◆ Written problem
Present the following data again exactly as it is shown.

(Items listed in a dataset)
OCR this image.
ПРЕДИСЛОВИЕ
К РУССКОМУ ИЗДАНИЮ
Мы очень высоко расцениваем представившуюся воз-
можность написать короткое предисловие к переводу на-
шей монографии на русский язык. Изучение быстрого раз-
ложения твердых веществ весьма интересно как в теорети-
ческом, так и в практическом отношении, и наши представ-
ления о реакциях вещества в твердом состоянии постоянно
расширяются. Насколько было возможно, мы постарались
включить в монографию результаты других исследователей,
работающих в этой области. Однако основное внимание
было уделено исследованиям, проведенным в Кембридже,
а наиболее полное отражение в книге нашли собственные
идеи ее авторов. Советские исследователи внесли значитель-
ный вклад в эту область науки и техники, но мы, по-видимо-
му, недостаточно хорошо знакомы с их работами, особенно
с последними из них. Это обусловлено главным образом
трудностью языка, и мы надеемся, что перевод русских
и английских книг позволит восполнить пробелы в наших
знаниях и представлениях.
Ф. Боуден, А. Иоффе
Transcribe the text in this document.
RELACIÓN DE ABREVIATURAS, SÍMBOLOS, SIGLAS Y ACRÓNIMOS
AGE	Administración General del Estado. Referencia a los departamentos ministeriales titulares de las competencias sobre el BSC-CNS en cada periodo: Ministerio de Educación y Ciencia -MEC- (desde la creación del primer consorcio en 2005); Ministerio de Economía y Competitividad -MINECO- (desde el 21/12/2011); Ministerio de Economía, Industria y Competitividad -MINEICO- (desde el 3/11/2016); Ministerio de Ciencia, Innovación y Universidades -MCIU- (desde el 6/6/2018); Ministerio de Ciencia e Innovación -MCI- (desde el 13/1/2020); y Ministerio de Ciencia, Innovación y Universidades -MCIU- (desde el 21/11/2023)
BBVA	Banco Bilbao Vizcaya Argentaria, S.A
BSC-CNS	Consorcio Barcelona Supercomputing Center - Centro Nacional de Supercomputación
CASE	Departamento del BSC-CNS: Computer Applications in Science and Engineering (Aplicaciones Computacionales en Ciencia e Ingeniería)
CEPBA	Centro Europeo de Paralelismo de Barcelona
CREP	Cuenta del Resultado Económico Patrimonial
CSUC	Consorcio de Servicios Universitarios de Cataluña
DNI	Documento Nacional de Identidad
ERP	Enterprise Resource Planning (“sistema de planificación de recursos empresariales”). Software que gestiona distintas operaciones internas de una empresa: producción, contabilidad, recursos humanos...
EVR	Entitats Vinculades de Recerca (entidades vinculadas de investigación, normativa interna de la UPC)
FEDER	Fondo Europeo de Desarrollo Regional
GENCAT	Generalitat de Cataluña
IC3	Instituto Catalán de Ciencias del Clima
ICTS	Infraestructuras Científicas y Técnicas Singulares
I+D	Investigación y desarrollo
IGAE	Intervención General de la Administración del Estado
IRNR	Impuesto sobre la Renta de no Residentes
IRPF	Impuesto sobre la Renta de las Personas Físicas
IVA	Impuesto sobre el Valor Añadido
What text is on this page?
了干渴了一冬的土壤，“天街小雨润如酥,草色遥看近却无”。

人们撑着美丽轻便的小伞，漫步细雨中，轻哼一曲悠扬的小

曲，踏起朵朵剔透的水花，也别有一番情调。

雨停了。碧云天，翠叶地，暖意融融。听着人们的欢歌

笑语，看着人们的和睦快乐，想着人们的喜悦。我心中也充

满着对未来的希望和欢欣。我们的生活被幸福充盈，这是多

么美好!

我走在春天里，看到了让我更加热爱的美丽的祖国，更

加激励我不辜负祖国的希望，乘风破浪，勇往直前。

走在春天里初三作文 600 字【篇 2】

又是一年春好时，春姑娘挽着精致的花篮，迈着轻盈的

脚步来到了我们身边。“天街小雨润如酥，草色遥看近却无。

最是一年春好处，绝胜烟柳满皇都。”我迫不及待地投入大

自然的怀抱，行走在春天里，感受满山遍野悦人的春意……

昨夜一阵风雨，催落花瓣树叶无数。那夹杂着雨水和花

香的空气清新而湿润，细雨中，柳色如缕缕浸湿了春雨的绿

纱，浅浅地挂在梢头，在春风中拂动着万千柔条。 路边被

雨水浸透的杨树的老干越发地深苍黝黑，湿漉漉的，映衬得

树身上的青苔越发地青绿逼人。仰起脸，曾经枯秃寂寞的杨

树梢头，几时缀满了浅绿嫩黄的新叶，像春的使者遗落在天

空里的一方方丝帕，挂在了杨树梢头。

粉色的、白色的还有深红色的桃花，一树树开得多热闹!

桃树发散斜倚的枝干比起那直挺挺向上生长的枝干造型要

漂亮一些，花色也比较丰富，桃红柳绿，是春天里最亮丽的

◆ Correct output
OCR this image.
ПРЕДИСЛОВИЕ
К РУССКОМУ ИЗДАНИЮ
Мы очень высоко расцениваем представившуюся воз-
можность написать короткое предисловие к переводу на-
шей монографии на русский язык. Изучение быстрого раз-
ложения твердых веществ весьма интересно как в теорети-
ческом, так и в практическом отношении, и наши представ-
ления о реакциях вещества в твердом состоянии постоянно
расширяются. Насколько было возможно, мы постарались
включить в монографию результаты других исследователей,
работающих в этой области. Однако основное внимание
было уделено исследованиям, проведенным в Кембридже,
а наиболее полное отражение в книге нашли собственные
идеи ее авторов. Советские исследователи внесли значитель-
ный вклад в эту область науки и техники, но мы, по-видимо-
му, недостаточно хорошо знакомы с их работами, особенно
с последними из них. Это обусловлено главным образом
трудностью языка, и мы надеемся, что перевод русских
и английских книг позволит восполнить пробелы в наших
знаниях и представлениях.
Ф. Боуден, А. Иоффе
Transcribe the text in this document.
RELACIÓN DE ABREVIATURAS, SÍMBOLOS, SIGLAS Y ACRÓNIMOS
AGE	Administración General del Estado. Referencia a los departamentos ministeriales titulares de las competencias sobre el BSC-CNS en cada periodo: Ministerio de Educación y Ciencia -MEC- (desde la creación del primer consorcio en 2005); Ministerio de Economía y Competitividad -MINECO- (desde el 21/12/2011); Ministerio de Economía, Industria y Competitividad -MINEICO- (desde el 3/11/2016); Ministerio de Ciencia, Innovación y Universidades -MCIU- (desde el 6/6/2018); Ministerio de Ciencia e Innovación -MCI- (desde el 13/1/2020); y Ministerio de Ciencia, Innovación y Universidades -MCIU- (desde el 21/11/2023)
BBVA	Banco Bilbao Vizcaya Argentaria, S.A
BSC-CNS	Consorcio Barcelona Supercomputing Center - Centro Nacional de Supercomputación
CASE	Departamento del BSC-CNS: Computer Applications in Science and Engineering (Aplicaciones Computacionales en Ciencia e Ingeniería)
CEPBA	Centro Europeo de Paralelismo de Barcelona
CREP	Cuenta del Resultado Económico Patrimonial
CSUC	Consorcio de Servicios Universitarios de Cataluña
DNI	Documento Nacional de Identidad
ERP	Enterprise Resource Planning (“sistema de planificación de recursos empresariales”). Software que gestiona distintas operaciones internas de una empresa: producción, contabilidad, recursos humanos...
EVR	Entitats Vinculades de Recerca (entidades vinculadas de investigación, normativa interna de la UPC)
FEDER	Fondo Europeo de Desarrollo Regional
GENCAT	Generalitat de Cataluña
IC3	Instituto Catalán de Ciencias del Clima
ICTS	Infraestructuras Científicas y Técnicas Singulares
I+D	Investigación y desarrollo
IGAE	Intervención General de la Administración del Estado
IRNR	Impuesto sobre la Renta de no Residentes
IRPF	Impuesto sobre la Renta de las Personas Físicas
IVA	Impuesto sobre el Valor Añadido
What text is on this page?
了干渴了一冬的土壤，“天街小雨润如酥,草色遥看近却无”。

人们撑着美丽轻便的小伞，漫步细雨中，轻哼一曲悠扬的小

曲，踏起朵朵剔透的水花，也别有一番情调。

雨停了。碧云天，翠叶地，暖意融融。听着人们的欢歌

笑语，看着人们的和睦快乐，想着人们的喜悦。我心中也充

满着对未来的希望和欢欣。我们的生活被幸福充盈，这是多

么美好!

我走在春天里，看到了让我更加热爱的美丽的祖国，更

加激励我不辜负祖国的希望，乘风破浪，勇往直前。

走在春天里初三作文 600 字【篇 2】

又是一年春好时，春姑娘挽着精致的花篮，迈着轻盈的

脚步来到了我们身边。“天街小雨润如酥，草色遥看近却无。

最是一年春好处，绝胜烟柳满皇都。”我迫不及待地投入大

自然的怀抱，行走在春天里，感受满山遍野悦人的春意……

昨夜一阵风雨，催落花瓣树叶无数。那夹杂着雨水和花

香的空气清新而湿润，细雨中，柳色如缕缕浸湿了春雨的绿

纱，浅浅地挂在梢头，在春风中拂动着万千柔条。 路边被

雨水浸透的杨树的老干越发地深苍黝黑，湿漉漉的，映衬得

树身上的青苔越发地青绿逼人。仰起脸，曾经枯秃寂寞的杨

树梢头，几时缀满了浅绿嫩黄的新叶，像春的使者遗落在天

空里的一方方丝帕，挂在了杨树梢头。

粉色的、白色的还有深红色的桃花，一树树开得多热闹!

桃树发散斜倚的枝干比起那直挺挺向上生长的枝干造型要

漂亮一些，花色也比较丰富，桃红柳绿，是春天里最亮丽的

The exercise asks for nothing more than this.